-- START Record excerpts --

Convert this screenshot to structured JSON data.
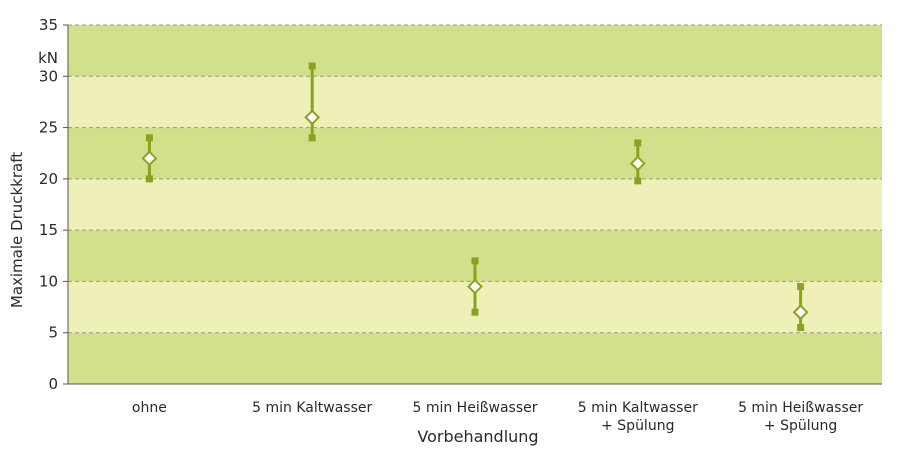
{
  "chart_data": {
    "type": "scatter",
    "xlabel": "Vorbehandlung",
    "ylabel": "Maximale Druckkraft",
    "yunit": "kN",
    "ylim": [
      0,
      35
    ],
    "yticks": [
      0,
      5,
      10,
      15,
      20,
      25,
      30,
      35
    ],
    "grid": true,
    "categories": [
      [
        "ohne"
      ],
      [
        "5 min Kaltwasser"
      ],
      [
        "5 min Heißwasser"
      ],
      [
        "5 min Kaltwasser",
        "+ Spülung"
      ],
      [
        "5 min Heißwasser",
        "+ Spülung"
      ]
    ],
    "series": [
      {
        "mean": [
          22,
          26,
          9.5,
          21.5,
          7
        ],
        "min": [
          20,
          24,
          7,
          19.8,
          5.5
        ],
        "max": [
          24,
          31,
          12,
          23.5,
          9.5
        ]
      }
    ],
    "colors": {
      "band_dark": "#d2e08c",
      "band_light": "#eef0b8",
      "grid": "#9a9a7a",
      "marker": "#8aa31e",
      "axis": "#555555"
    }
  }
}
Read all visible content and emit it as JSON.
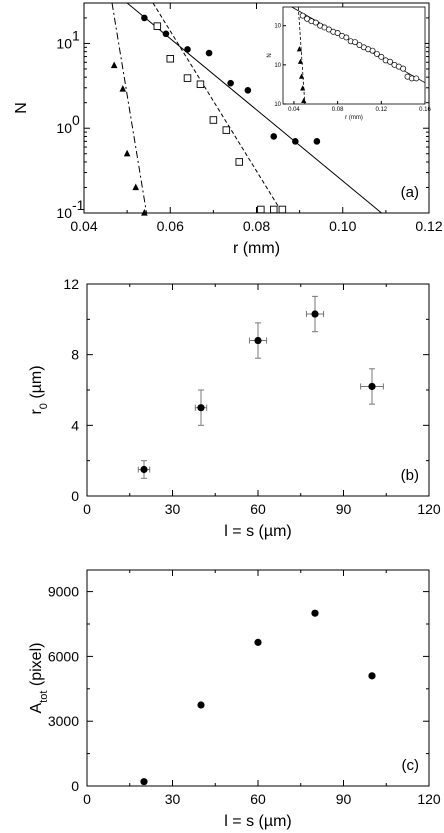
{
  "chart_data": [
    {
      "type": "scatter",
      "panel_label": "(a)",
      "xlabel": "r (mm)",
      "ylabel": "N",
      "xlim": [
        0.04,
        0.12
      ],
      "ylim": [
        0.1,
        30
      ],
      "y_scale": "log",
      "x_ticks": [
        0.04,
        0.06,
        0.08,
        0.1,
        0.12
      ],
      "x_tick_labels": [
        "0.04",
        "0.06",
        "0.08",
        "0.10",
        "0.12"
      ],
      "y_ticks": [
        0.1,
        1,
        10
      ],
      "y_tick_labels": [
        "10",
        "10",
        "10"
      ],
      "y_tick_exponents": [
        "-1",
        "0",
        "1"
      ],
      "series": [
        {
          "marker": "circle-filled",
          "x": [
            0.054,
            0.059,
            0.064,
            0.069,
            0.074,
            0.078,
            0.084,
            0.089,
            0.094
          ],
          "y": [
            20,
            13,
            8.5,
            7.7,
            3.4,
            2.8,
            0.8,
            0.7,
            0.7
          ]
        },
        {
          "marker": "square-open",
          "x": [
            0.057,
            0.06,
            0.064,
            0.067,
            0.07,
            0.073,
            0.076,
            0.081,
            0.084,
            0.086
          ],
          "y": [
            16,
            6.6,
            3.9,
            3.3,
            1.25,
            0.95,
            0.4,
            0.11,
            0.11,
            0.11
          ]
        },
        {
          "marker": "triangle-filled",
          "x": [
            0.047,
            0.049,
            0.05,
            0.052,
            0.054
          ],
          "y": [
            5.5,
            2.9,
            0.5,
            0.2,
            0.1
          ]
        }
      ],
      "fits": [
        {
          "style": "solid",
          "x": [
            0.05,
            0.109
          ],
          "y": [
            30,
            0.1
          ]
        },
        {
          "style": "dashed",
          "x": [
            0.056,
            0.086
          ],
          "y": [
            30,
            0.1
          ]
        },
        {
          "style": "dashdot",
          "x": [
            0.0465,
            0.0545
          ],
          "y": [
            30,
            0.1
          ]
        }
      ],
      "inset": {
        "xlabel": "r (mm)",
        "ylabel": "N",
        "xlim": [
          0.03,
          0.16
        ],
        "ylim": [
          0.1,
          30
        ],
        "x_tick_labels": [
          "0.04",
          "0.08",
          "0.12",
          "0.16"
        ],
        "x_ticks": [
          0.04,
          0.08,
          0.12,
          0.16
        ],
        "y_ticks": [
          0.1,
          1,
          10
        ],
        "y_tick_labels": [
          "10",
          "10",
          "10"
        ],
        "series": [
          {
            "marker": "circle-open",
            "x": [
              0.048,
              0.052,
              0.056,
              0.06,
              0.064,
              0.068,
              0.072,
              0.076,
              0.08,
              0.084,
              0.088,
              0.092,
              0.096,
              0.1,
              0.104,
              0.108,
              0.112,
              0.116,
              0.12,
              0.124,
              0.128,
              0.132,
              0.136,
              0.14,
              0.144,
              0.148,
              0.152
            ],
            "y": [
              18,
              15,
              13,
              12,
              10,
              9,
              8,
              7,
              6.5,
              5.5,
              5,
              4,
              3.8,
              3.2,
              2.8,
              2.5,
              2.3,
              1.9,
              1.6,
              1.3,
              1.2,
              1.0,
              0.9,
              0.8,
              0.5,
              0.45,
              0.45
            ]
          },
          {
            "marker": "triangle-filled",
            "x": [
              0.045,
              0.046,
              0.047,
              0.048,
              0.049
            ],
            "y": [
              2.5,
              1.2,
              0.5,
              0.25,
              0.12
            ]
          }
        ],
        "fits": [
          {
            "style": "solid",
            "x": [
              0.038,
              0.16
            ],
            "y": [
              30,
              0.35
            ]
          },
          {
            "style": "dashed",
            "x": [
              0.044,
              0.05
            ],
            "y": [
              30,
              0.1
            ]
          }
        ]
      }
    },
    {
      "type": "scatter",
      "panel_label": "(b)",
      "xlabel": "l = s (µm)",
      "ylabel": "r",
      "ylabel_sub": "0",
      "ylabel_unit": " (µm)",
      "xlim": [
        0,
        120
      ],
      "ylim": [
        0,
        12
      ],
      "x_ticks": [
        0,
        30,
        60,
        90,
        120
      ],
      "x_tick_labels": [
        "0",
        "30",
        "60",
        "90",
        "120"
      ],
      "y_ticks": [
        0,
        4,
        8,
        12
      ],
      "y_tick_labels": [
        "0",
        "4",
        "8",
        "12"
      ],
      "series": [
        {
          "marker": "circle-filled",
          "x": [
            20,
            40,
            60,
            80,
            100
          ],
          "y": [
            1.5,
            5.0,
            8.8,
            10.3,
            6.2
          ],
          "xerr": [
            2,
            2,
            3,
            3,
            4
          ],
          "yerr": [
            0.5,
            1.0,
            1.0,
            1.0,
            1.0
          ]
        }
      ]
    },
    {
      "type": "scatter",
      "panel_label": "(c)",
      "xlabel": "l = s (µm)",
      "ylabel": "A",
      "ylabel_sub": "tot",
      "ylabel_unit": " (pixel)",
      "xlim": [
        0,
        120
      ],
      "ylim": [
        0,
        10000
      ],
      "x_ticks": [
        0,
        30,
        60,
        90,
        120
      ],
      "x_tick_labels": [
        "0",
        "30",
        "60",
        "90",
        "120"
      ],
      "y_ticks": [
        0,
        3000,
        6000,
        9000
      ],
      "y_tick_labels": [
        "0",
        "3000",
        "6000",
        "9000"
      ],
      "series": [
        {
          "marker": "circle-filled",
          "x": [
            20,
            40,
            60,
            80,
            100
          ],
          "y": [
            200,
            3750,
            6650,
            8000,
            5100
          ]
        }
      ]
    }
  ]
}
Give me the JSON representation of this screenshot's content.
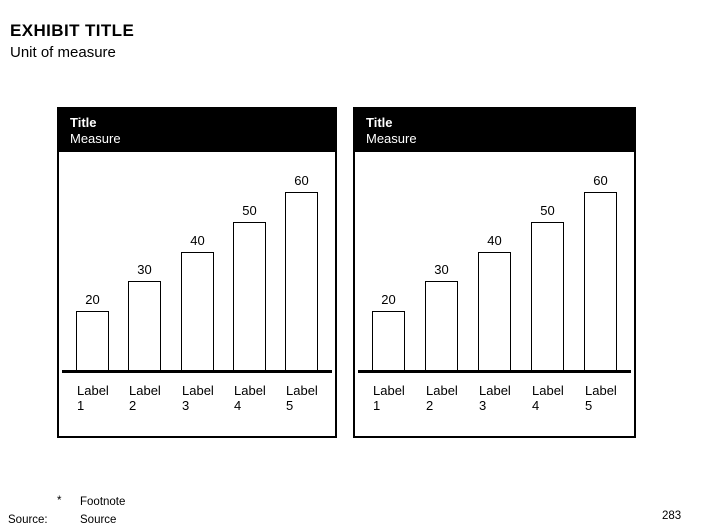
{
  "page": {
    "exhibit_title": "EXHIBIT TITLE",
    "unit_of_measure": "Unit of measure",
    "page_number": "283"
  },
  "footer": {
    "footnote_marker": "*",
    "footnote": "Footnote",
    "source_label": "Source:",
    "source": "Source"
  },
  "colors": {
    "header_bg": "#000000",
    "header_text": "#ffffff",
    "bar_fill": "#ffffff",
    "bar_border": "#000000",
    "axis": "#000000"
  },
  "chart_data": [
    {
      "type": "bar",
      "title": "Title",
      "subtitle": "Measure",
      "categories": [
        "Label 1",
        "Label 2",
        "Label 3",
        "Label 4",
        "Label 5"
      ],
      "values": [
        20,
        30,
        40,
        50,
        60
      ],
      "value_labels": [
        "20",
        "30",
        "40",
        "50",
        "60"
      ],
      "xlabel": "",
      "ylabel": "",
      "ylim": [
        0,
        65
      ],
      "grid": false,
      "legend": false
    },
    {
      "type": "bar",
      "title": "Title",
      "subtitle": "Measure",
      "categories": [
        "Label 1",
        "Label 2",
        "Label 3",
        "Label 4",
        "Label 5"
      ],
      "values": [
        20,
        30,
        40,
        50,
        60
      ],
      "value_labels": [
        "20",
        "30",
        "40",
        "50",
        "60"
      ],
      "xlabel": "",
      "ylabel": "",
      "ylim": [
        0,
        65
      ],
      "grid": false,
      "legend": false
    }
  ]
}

-- END Record excerpts --

■ Given problem
The copy should hold exactly the lines from the line containing "Give me the" through the end of the data, both ends included, and no pictures.

■ Exercise result
Give me the JSON representation of this screenshot's content.
{
  "page": {
    "exhibit_title": "EXHIBIT TITLE",
    "unit_of_measure": "Unit of measure",
    "page_number": "283"
  },
  "footer": {
    "footnote_marker": "*",
    "footnote": "Footnote",
    "source_label": "Source:",
    "source": "Source"
  },
  "colors": {
    "header_bg": "#000000",
    "header_text": "#ffffff",
    "bar_fill": "#ffffff",
    "bar_border": "#000000",
    "axis": "#000000"
  },
  "chart_data": [
    {
      "type": "bar",
      "title": "Title",
      "subtitle": "Measure",
      "categories": [
        "Label 1",
        "Label 2",
        "Label 3",
        "Label 4",
        "Label 5"
      ],
      "values": [
        20,
        30,
        40,
        50,
        60
      ],
      "value_labels": [
        "20",
        "30",
        "40",
        "50",
        "60"
      ],
      "xlabel": "",
      "ylabel": "",
      "ylim": [
        0,
        65
      ],
      "grid": false,
      "legend": false
    },
    {
      "type": "bar",
      "title": "Title",
      "subtitle": "Measure",
      "categories": [
        "Label 1",
        "Label 2",
        "Label 3",
        "Label 4",
        "Label 5"
      ],
      "values": [
        20,
        30,
        40,
        50,
        60
      ],
      "value_labels": [
        "20",
        "30",
        "40",
        "50",
        "60"
      ],
      "xlabel": "",
      "ylabel": "",
      "ylim": [
        0,
        65
      ],
      "grid": false,
      "legend": false
    }
  ]
}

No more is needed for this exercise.